Directive:
Read the records below and copy each line that contains "times".
— BEGIN Data in this exercise —
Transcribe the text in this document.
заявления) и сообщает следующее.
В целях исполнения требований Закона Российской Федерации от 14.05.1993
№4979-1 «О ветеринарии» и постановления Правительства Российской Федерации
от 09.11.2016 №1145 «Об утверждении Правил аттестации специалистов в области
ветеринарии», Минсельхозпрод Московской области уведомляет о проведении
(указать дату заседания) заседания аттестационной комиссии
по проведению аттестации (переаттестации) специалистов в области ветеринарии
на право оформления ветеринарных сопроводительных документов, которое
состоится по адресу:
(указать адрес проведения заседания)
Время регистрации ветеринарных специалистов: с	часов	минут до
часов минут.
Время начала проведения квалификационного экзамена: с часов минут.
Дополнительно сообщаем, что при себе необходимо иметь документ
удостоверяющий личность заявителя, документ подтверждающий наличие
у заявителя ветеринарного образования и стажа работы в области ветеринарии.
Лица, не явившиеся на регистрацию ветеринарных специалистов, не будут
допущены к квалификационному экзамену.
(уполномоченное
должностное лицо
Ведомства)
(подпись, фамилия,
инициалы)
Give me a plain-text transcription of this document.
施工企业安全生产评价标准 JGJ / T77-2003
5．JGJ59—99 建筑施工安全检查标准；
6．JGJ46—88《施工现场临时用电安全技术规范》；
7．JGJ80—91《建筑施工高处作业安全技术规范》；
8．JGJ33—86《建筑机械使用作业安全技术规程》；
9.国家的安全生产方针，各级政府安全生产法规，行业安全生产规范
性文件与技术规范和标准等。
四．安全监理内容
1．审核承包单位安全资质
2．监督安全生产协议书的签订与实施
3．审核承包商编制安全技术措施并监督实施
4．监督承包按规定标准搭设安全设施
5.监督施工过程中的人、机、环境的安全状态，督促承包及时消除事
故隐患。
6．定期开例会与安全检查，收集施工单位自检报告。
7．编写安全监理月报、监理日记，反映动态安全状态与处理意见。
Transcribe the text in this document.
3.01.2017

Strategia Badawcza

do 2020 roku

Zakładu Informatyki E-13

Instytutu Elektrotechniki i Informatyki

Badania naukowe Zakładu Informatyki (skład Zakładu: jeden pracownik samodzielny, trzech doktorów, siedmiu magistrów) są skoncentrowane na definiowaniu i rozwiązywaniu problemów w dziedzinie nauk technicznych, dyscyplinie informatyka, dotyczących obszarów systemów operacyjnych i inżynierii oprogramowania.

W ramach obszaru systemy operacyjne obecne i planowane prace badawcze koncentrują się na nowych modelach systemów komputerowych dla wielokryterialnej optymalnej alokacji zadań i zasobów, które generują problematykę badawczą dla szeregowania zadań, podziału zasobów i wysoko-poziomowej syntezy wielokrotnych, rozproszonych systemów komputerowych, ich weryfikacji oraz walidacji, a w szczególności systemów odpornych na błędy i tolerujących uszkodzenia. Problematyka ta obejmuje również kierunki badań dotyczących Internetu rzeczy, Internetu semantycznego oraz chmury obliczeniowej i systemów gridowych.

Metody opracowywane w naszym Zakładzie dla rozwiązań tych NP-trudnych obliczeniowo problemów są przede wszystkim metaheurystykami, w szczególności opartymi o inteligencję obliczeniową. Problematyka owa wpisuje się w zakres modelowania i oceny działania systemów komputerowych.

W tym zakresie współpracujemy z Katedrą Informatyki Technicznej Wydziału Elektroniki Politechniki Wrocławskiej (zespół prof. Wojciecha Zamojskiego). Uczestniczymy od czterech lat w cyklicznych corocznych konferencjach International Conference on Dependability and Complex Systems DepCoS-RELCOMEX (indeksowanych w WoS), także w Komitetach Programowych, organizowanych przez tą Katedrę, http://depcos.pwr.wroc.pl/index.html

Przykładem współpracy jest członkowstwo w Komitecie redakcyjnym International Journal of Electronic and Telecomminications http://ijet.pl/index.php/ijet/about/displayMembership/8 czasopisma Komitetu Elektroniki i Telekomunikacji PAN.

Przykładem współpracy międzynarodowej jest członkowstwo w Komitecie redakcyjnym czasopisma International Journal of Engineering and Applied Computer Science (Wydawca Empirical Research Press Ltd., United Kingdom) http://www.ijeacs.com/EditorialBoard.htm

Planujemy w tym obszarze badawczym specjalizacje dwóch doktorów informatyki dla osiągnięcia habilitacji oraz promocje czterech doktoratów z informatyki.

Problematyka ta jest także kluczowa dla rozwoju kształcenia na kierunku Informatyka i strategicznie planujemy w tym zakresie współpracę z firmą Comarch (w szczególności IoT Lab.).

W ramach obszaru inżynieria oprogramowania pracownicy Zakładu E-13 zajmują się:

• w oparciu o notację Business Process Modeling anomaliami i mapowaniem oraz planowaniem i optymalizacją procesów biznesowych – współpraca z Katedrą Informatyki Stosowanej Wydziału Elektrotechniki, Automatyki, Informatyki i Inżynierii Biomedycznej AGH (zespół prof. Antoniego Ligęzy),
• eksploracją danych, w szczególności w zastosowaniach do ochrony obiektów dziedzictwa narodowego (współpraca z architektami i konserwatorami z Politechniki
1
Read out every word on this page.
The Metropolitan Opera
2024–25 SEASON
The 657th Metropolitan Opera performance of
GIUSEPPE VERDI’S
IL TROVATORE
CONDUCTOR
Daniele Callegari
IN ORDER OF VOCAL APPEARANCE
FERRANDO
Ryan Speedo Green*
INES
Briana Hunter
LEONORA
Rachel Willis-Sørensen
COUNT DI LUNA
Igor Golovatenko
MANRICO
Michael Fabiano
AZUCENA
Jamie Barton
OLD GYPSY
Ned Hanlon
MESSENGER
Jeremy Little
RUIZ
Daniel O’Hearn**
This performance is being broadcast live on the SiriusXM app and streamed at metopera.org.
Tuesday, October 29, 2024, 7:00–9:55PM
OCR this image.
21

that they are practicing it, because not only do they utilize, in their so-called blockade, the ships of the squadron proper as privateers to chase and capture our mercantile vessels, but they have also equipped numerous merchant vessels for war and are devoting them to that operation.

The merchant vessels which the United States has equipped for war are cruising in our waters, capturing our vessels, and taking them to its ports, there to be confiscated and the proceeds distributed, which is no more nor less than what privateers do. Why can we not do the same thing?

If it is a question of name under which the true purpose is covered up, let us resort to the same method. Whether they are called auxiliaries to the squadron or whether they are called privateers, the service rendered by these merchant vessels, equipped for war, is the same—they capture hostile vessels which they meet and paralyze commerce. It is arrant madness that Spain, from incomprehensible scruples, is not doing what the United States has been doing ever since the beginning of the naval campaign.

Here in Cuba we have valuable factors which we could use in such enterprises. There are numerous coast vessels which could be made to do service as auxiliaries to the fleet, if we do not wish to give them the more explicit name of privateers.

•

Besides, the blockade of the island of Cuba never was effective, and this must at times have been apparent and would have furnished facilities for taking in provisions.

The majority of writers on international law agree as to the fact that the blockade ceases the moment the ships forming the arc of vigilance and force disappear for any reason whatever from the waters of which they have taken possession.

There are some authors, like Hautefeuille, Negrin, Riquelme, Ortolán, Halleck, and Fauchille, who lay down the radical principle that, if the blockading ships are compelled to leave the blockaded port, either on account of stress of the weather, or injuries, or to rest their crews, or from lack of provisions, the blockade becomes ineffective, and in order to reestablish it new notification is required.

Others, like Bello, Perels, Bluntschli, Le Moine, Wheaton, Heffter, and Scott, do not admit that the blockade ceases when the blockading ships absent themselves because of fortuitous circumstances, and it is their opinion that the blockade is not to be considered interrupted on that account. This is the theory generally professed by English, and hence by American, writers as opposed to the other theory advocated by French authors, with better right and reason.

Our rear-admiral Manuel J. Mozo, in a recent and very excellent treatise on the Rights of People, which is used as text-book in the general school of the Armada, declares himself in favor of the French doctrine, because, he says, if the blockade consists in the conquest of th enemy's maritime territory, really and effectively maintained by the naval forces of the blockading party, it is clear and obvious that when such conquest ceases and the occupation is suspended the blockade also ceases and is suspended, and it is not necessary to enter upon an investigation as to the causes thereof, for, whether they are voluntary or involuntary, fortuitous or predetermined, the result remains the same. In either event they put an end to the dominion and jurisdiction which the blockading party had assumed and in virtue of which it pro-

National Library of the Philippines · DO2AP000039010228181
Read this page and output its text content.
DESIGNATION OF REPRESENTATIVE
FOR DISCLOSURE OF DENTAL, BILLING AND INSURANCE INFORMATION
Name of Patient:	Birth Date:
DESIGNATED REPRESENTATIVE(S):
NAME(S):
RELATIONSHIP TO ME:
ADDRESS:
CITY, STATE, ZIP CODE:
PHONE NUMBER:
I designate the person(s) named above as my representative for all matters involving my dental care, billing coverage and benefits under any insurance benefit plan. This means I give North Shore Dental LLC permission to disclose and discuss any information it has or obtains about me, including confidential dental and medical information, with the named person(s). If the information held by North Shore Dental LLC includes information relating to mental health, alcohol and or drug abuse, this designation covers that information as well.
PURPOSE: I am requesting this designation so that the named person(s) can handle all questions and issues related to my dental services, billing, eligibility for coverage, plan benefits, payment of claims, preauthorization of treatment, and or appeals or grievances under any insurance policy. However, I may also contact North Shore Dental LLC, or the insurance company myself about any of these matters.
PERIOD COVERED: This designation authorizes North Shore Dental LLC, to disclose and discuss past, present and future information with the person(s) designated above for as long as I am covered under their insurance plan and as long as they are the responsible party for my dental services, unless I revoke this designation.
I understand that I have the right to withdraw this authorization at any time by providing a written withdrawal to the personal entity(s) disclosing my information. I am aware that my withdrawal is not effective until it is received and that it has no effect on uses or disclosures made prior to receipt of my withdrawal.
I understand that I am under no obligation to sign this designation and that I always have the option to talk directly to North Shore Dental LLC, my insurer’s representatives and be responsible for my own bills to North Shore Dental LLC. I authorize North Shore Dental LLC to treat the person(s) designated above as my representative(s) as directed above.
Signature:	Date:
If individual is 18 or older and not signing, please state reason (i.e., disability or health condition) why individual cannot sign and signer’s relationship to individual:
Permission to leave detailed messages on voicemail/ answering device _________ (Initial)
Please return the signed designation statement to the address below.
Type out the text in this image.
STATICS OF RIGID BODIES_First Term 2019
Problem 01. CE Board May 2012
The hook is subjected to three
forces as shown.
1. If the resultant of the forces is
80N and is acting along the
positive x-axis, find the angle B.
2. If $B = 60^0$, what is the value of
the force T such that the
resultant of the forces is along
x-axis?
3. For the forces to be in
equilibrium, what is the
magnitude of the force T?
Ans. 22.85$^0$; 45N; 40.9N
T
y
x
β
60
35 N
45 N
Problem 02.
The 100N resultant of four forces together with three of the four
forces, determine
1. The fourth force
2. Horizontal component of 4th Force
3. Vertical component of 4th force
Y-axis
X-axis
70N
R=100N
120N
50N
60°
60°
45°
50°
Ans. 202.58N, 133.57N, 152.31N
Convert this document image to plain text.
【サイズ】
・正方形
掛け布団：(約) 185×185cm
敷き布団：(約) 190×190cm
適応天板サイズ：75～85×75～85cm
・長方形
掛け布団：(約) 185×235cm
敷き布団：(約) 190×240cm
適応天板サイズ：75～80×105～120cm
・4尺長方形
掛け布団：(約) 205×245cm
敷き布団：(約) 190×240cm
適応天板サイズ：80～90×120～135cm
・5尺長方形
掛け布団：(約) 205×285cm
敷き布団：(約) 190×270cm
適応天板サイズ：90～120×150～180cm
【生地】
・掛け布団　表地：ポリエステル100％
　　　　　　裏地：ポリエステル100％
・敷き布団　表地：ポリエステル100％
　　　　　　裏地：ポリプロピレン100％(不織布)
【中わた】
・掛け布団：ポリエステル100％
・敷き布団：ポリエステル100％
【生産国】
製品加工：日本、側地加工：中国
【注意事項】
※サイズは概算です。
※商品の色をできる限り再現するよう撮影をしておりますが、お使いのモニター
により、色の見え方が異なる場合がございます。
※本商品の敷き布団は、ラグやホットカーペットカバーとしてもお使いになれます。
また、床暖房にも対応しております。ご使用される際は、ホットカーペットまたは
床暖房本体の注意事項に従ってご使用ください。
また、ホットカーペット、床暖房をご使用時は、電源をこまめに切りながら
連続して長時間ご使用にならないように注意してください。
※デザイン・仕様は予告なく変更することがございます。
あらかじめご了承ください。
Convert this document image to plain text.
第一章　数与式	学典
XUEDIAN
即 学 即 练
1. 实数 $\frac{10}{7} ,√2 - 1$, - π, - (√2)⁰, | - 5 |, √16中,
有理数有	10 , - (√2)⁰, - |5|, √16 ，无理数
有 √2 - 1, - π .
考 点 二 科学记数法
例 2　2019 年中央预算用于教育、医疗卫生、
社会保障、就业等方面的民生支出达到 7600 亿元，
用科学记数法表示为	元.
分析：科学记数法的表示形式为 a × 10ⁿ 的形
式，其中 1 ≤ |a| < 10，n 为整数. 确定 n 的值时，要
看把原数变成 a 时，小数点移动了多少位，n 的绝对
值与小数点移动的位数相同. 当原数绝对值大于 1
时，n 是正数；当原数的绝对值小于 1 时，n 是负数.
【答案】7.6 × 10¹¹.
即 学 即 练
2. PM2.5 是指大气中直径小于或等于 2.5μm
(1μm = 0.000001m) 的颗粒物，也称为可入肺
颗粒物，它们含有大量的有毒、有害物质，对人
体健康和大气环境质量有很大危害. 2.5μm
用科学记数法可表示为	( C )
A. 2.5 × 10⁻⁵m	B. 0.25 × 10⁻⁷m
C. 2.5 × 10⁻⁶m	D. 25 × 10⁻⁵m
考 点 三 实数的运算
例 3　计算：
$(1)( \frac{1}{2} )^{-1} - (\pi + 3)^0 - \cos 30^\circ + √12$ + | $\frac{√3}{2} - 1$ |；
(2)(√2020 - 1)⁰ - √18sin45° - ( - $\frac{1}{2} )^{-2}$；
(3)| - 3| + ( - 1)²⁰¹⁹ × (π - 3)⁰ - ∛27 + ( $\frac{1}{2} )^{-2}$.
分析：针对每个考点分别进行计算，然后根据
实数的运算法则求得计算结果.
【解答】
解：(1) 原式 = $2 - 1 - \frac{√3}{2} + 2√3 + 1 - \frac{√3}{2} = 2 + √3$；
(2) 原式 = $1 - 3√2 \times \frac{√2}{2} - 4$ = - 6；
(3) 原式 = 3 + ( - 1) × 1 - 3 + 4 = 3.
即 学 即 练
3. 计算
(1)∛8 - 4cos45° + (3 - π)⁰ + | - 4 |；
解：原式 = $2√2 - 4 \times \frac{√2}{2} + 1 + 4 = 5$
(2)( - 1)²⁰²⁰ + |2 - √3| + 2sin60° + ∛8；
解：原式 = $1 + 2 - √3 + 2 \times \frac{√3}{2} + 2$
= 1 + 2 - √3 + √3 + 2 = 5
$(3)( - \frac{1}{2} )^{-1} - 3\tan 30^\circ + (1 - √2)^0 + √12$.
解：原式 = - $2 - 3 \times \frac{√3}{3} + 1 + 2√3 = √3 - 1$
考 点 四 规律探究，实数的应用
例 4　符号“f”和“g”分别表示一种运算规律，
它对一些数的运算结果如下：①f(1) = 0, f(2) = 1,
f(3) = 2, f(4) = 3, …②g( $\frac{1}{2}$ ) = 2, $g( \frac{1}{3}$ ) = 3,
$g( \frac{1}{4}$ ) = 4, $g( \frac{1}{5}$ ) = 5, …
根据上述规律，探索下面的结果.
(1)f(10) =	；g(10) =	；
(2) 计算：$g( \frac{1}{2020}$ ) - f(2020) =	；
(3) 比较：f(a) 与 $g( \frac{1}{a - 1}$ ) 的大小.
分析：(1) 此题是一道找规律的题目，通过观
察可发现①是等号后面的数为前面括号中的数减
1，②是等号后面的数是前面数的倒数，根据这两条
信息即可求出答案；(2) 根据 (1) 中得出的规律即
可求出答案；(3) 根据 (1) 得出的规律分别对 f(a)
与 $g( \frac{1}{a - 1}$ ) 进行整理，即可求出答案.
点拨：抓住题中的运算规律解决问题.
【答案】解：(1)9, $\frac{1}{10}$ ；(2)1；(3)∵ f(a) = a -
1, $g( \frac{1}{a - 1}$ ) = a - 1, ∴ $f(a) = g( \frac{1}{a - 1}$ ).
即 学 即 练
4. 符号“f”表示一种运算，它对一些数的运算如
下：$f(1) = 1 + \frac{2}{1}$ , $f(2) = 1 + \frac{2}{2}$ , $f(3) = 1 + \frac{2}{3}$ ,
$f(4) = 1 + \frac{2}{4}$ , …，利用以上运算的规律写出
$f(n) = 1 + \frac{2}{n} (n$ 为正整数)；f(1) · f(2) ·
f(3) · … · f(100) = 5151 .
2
— END Data in this exercise —
The reply:
Besides, the blockade of the island of Cuba never was effective, and this must at times have been apparent and would have furnished facilities for taking in provisions.
(2) 原式 = $1 - 3√2 \times \frac{√2}{2} - 4$ = - 6；
解：原式 = $2√2 - 4 \times \frac{√2}{2} + 1 + 4 = 5$
解：原式 = $1 + 2 - √3 + 2 \times \frac{√3}{2} + 2$
解：原式 = - $2 - 3 \times \frac{√3}{3} + 1 + 2√3 = √3 - 1$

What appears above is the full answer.